-- Begin --

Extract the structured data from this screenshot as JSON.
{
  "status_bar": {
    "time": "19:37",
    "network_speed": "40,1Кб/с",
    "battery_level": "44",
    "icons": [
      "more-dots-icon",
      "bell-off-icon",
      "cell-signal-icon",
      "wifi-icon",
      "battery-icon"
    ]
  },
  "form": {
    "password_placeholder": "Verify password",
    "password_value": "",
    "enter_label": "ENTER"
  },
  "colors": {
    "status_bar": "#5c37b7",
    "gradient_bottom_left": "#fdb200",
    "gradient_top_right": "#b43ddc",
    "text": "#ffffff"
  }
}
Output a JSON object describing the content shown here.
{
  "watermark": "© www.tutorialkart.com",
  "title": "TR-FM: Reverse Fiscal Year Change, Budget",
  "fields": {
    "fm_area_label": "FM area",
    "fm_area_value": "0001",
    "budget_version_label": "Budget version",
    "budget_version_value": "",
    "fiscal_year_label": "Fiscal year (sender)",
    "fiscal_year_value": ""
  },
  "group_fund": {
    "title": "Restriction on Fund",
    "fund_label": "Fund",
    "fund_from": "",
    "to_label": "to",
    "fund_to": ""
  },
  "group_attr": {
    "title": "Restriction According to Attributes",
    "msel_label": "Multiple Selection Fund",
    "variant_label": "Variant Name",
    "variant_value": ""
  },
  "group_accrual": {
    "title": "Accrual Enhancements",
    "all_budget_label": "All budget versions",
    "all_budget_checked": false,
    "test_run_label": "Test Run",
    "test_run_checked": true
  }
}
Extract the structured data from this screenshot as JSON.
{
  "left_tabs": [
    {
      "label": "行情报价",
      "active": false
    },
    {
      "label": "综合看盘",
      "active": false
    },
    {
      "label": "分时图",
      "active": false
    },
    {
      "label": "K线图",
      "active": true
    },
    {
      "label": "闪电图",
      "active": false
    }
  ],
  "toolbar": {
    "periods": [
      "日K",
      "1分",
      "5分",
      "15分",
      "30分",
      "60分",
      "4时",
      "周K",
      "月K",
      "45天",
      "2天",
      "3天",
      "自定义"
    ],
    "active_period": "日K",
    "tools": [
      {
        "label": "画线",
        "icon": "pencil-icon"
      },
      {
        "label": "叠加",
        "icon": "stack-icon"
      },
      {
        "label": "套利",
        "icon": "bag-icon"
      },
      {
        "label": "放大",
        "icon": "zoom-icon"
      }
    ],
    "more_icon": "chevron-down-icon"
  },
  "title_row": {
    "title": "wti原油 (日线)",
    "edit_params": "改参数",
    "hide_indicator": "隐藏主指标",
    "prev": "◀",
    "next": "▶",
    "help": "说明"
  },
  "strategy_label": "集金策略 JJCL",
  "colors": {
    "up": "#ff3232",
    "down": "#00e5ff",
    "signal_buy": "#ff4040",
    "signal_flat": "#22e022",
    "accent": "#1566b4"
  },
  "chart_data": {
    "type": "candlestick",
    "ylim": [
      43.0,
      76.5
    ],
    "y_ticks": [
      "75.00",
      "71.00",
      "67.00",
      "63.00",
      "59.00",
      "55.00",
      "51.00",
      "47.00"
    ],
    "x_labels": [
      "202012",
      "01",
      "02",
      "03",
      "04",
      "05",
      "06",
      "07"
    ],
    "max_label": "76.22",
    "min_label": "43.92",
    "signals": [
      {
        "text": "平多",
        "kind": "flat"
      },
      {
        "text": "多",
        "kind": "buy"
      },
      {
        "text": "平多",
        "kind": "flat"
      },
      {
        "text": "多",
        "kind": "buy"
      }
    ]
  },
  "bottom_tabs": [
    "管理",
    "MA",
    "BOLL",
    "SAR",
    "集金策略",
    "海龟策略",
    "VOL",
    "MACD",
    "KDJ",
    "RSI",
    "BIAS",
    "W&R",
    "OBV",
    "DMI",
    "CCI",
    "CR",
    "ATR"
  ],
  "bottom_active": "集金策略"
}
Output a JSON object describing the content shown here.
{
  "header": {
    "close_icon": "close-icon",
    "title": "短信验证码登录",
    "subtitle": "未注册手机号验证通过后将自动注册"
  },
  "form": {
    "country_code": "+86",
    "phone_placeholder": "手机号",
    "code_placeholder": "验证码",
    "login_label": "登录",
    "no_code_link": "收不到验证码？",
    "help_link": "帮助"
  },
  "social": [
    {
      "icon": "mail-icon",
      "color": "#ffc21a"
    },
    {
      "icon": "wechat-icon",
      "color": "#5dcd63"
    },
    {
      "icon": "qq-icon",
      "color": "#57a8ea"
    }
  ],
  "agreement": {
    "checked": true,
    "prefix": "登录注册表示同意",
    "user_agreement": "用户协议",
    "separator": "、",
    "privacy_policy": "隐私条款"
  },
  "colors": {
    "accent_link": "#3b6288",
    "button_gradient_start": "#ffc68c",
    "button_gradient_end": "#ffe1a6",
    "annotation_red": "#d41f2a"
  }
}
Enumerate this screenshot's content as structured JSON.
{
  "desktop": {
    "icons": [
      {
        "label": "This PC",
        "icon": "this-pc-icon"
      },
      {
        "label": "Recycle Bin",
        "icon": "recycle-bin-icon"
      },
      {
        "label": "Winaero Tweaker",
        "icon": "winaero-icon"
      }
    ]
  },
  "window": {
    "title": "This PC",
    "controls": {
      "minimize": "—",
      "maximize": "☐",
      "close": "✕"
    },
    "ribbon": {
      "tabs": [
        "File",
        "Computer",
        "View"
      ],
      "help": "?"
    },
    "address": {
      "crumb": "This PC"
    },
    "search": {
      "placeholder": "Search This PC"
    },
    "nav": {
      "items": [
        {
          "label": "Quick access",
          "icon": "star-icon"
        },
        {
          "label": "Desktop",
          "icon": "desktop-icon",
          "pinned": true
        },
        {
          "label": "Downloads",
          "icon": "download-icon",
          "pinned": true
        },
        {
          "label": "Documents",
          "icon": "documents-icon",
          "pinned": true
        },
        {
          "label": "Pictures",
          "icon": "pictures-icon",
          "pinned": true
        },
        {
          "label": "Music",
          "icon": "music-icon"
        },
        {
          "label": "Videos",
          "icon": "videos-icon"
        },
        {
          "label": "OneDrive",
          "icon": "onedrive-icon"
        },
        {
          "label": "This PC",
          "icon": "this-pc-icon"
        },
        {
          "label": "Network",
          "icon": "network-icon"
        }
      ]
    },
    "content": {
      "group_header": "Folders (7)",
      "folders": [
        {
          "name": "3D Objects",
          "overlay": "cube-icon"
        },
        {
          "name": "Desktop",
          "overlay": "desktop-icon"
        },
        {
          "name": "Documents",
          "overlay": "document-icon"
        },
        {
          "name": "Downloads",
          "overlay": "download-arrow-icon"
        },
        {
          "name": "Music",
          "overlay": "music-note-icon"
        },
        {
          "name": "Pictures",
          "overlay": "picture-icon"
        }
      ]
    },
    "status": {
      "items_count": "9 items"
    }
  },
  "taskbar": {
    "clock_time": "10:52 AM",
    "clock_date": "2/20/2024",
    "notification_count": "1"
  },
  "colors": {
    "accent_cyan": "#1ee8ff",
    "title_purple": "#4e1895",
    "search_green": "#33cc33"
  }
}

-- End --

Provide an exact reproduction of all the entries shown above.

Extract the structured data from this screenshot as JSON.
{
  "status_bar": {
    "time": "19:37",
    "network_speed": "40,1Кб/с",
    "battery_level": "44",
    "icons": [
      "more-dots-icon",
      "bell-off-icon",
      "cell-signal-icon",
      "wifi-icon",
      "battery-icon"
    ]
  },
  "form": {
    "password_placeholder": "Verify password",
    "password_value": "",
    "enter_label": "ENTER"
  },
  "colors": {
    "status_bar": "#5c37b7",
    "gradient_bottom_left": "#fdb200",
    "gradient_top_right": "#b43ddc",
    "text": "#ffffff"
  }
}
Output a JSON object describing the content shown here.
{
  "watermark": "© www.tutorialkart.com",
  "title": "TR-FM: Reverse Fiscal Year Change, Budget",
  "fields": {
    "fm_area_label": "FM area",
    "fm_area_value": "0001",
    "budget_version_label": "Budget version",
    "budget_version_value": "",
    "fiscal_year_label": "Fiscal year (sender)",
    "fiscal_year_value": ""
  },
  "group_fund": {
    "title": "Restriction on Fund",
    "fund_label": "Fund",
    "fund_from": "",
    "to_label": "to",
    "fund_to": ""
  },
  "group_attr": {
    "title": "Restriction According to Attributes",
    "msel_label": "Multiple Selection Fund",
    "variant_label": "Variant Name",
    "variant_value": ""
  },
  "group_accrual": {
    "title": "Accrual Enhancements",
    "all_budget_label": "All budget versions",
    "all_budget_checked": false,
    "test_run_label": "Test Run",
    "test_run_checked": true
  }
}
Extract the structured data from this screenshot as JSON.
{
  "left_tabs": [
    {
      "label": "行情报价",
      "active": false
    },
    {
      "label": "综合看盘",
      "active": false
    },
    {
      "label": "分时图",
      "active": false
    },
    {
      "label": "K线图",
      "active": true
    },
    {
      "label": "闪电图",
      "active": false
    }
  ],
  "toolbar": {
    "periods": [
      "日K",
      "1分",
      "5分",
      "15分",
      "30分",
      "60分",
      "4时",
      "周K",
      "月K",
      "45天",
      "2天",
      "3天",
      "自定义"
    ],
    "active_period": "日K",
    "tools": [
      {
        "label": "画线",
        "icon": "pencil-icon"
      },
      {
        "label": "叠加",
        "icon": "stack-icon"
      },
      {
        "label": "套利",
        "icon": "bag-icon"
      },
      {
        "label": "放大",
        "icon": "zoom-icon"
      }
    ],
    "more_icon": "chevron-down-icon"
  },
  "title_row": {
    "title": "wti原油 (日线)",
    "edit_params": "改参数",
    "hide_indicator": "隐藏主指标",
    "prev": "◀",
    "next": "▶",
    "help": "说明"
  },
  "strategy_label": "集金策略 JJCL",
  "colors": {
    "up": "#ff3232",
    "down": "#00e5ff",
    "signal_buy": "#ff4040",
    "signal_flat": "#22e022",
    "accent": "#1566b4"
  },
  "chart_data": {
    "type": "candlestick",
    "ylim": [
      43.0,
      76.5
    ],
    "y_ticks": [
      "75.00",
      "71.00",
      "67.00",
      "63.00",
      "59.00",
      "55.00",
      "51.00",
      "47.00"
    ],
    "x_labels": [
      "202012",
      "01",
      "02",
      "03",
      "04",
      "05",
      "06",
      "07"
    ],
    "max_label": "76.22",
    "min_label": "43.92",
    "signals": [
      {
        "text": "平多",
        "kind": "flat"
      },
      {
        "text": "多",
        "kind": "buy"
      },
      {
        "text": "平多",
        "kind": "flat"
      },
      {
        "text": "多",
        "kind": "buy"
      }
    ]
  },
  "bottom_tabs": [
    "管理",
    "MA",
    "BOLL",
    "SAR",
    "集金策略",
    "海龟策略",
    "VOL",
    "MACD",
    "KDJ",
    "RSI",
    "BIAS",
    "W&R",
    "OBV",
    "DMI",
    "CCI",
    "CR",
    "ATR"
  ],
  "bottom_active": "集金策略"
}
Output a JSON object describing the content shown here.
{
  "header": {
    "close_icon": "close-icon",
    "title": "短信验证码登录",
    "subtitle": "未注册手机号验证通过后将自动注册"
  },
  "form": {
    "country_code": "+86",
    "phone_placeholder": "手机号",
    "code_placeholder": "验证码",
    "login_label": "登录",
    "no_code_link": "收不到验证码？",
    "help_link": "帮助"
  },
  "social": [
    {
      "icon": "mail-icon",
      "color": "#ffc21a"
    },
    {
      "icon": "wechat-icon",
      "color": "#5dcd63"
    },
    {
      "icon": "qq-icon",
      "color": "#57a8ea"
    }
  ],
  "agreement": {
    "checked": true,
    "prefix": "登录注册表示同意",
    "user_agreement": "用户协议",
    "separator": "、",
    "privacy_policy": "隐私条款"
  },
  "colors": {
    "accent_link": "#3b6288",
    "button_gradient_start": "#ffc68c",
    "button_gradient_end": "#ffe1a6",
    "annotation_red": "#d41f2a"
  }
}
Enumerate this screenshot's content as structured JSON.
{
  "desktop": {
    "icons": [
      {
        "label": "This PC",
        "icon": "this-pc-icon"
      },
      {
        "label": "Recycle Bin",
        "icon": "recycle-bin-icon"
      },
      {
        "label": "Winaero Tweaker",
        "icon": "winaero-icon"
      }
    ]
  },
  "window": {
    "title": "This PC",
    "controls": {
      "minimize": "—",
      "maximize": "☐",
      "close": "✕"
    },
    "ribbon": {
      "tabs": [
        "File",
        "Computer",
        "View"
      ],
      "help": "?"
    },
    "address": {
      "crumb": "This PC"
    },
    "search": {
      "placeholder": "Search This PC"
    },
    "nav": {
      "items": [
        {
          "label": "Quick access",
          "icon": "star-icon"
        },
        {
          "label": "Desktop",
          "icon": "desktop-icon",
          "pinned": true
        },
        {
          "label": "Downloads",
          "icon": "download-icon",
          "pinned": true
        },
        {
          "label": "Documents",
          "icon": "documents-icon",
          "pinned": true
        },
        {
          "label": "Pictures",
          "icon": "pictures-icon",
          "pinned": true
        },
        {
          "label": "Music",
          "icon": "music-icon"
        },
        {
          "label": "Videos",
          "icon": "videos-icon"
        },
        {
          "label": "OneDrive",
          "icon": "onedrive-icon"
        },
        {
          "label": "This PC",
          "icon": "this-pc-icon"
        },
        {
          "label": "Network",
          "icon": "network-icon"
        }
      ]
    },
    "content": {
      "group_header": "Folders (7)",
      "folders": [
        {
          "name": "3D Objects",
          "overlay": "cube-icon"
        },
        {
          "name": "Desktop",
          "overlay": "desktop-icon"
        },
        {
          "name": "Documents",
          "overlay": "document-icon"
        },
        {
          "name": "Downloads",
          "overlay": "download-arrow-icon"
        },
        {
          "name": "Music",
          "overlay": "music-note-icon"
        },
        {
          "name": "Pictures",
          "overlay": "picture-icon"
        }
      ]
    },
    "status": {
      "items_count": "9 items"
    }
  },
  "taskbar": {
    "clock_time": "10:52 AM",
    "clock_date": "2/20/2024",
    "notification_count": "1"
  },
  "colors": {
    "accent_cyan": "#1ee8ff",
    "title_purple": "#4e1895",
    "search_green": "#33cc33"
  }
}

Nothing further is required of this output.